**Required task**
Locate the string "trap" in the records below. Copy every line where it occurs.

══ Records provided ══

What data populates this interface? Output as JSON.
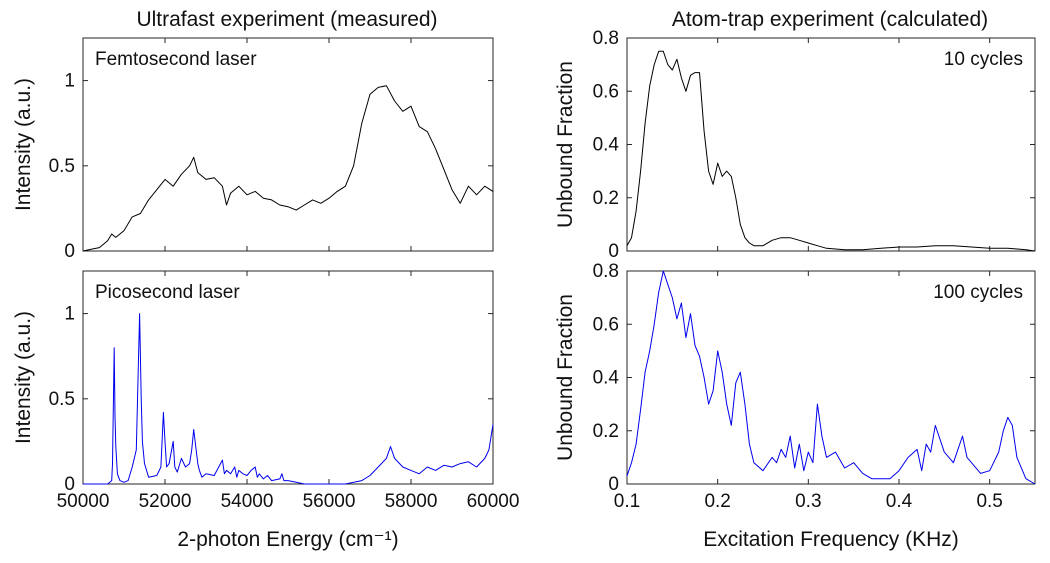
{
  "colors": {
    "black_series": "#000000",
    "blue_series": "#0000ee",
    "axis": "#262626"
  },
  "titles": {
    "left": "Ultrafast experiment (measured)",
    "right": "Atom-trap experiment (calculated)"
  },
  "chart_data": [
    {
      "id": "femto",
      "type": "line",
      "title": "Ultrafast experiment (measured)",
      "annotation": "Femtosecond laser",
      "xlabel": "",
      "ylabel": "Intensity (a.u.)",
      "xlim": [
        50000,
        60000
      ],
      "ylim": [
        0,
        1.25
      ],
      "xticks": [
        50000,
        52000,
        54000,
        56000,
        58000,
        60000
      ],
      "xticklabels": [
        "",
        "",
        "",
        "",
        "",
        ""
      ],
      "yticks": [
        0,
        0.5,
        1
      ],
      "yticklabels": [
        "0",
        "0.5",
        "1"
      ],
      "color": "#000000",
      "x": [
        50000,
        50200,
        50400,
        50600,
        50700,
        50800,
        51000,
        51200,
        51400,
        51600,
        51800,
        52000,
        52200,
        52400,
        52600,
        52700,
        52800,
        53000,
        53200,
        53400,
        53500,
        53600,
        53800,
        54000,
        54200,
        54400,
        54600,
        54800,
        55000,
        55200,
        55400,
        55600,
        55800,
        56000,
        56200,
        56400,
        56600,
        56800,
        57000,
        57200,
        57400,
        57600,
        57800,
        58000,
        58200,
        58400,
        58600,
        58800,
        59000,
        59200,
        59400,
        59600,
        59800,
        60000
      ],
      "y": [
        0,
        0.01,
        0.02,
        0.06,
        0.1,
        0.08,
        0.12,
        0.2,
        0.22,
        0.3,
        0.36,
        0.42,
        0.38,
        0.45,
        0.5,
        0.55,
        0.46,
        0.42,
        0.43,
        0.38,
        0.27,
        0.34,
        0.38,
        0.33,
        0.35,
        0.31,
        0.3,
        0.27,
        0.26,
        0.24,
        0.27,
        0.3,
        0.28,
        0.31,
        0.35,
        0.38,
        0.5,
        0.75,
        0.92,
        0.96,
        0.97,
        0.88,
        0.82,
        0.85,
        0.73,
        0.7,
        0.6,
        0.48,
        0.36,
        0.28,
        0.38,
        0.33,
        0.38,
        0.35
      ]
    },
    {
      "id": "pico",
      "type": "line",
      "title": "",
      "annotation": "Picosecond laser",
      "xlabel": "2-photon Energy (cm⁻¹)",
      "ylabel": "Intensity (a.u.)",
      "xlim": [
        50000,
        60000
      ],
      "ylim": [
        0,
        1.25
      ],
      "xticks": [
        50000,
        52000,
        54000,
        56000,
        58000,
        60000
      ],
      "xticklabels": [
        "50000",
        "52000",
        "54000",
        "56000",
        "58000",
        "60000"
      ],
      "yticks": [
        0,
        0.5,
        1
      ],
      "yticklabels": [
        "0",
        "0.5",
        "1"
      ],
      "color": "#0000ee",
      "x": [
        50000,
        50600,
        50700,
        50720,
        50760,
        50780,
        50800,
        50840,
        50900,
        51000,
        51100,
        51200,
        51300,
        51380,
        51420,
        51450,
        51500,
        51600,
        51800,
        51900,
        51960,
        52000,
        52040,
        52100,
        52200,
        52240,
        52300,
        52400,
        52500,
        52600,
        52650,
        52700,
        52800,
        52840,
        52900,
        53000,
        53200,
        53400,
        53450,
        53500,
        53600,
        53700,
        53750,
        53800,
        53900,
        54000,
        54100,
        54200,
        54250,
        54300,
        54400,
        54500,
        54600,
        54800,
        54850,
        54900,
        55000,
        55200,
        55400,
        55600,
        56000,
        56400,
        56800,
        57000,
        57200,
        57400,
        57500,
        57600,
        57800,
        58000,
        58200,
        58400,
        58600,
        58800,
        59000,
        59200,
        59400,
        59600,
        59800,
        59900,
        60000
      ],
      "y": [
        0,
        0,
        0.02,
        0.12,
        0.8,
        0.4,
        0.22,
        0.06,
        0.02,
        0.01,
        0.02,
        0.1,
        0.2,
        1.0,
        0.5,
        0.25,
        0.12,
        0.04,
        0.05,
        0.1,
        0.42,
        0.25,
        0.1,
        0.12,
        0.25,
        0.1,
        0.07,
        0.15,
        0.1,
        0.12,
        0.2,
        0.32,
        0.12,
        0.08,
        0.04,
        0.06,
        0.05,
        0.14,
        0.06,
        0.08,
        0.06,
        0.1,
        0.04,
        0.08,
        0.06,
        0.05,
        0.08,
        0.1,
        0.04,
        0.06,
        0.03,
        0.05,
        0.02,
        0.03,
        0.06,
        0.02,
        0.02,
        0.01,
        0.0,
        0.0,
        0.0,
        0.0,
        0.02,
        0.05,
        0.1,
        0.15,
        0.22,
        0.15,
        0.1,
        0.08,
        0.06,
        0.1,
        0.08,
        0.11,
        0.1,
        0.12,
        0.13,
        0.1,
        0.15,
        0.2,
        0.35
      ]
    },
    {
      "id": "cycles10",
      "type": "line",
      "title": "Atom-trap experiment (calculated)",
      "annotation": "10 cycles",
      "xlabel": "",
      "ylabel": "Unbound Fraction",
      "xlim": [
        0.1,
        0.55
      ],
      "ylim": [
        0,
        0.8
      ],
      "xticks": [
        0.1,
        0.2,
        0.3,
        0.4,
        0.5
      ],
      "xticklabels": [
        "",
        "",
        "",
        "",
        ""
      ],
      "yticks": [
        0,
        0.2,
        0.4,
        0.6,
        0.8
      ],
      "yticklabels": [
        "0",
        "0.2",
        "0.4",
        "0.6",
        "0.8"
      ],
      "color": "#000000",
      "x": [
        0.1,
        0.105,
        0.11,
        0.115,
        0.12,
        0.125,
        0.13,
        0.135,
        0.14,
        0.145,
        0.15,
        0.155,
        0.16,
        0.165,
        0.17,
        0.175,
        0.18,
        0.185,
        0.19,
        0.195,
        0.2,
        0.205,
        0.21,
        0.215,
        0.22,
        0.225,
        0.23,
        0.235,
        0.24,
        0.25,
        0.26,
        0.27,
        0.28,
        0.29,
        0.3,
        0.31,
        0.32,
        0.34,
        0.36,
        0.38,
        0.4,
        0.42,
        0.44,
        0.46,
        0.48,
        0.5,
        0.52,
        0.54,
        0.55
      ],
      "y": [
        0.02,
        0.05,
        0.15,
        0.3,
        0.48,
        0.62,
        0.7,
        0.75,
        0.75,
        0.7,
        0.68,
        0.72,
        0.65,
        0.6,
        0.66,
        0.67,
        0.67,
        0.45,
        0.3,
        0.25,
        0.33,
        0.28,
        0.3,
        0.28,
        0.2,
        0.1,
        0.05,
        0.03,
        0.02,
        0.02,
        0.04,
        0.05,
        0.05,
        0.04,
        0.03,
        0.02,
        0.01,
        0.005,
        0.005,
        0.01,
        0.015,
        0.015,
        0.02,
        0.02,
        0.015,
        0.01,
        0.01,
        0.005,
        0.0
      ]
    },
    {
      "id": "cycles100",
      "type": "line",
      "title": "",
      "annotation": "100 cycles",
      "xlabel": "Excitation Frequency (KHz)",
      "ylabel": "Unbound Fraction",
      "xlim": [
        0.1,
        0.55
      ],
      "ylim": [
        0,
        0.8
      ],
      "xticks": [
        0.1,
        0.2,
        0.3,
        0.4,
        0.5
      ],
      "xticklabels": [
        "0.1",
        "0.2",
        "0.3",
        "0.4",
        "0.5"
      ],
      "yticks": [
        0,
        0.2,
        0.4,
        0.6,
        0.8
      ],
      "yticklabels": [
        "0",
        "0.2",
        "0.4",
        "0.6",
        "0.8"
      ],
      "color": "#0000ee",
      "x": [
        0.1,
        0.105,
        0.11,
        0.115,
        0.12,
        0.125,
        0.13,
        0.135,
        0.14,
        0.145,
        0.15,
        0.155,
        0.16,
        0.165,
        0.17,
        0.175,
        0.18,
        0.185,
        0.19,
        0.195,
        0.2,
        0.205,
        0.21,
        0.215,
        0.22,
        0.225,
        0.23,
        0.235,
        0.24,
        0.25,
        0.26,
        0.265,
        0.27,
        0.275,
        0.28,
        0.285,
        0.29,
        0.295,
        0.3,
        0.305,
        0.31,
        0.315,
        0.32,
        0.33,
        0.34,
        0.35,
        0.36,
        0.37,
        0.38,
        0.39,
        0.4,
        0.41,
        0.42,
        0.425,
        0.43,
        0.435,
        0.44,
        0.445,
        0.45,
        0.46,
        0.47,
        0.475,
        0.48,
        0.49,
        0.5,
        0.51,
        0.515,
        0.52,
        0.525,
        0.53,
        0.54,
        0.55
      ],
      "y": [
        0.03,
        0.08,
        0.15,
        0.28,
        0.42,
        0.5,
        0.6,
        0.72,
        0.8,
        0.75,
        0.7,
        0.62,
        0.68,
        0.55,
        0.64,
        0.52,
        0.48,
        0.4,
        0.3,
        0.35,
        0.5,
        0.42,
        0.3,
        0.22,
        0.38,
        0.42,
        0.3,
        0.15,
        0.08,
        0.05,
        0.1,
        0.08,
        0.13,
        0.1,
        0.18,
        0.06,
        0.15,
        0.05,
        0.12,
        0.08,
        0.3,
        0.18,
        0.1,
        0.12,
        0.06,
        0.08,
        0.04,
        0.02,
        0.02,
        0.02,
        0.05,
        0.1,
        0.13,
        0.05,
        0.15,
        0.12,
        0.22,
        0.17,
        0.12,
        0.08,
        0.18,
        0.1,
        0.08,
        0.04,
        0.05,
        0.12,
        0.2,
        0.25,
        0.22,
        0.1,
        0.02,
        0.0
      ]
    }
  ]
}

═══

**Full response**
    "right": "Atom-trap experiment (calculated)"
      "title": "Atom-trap experiment (calculated)",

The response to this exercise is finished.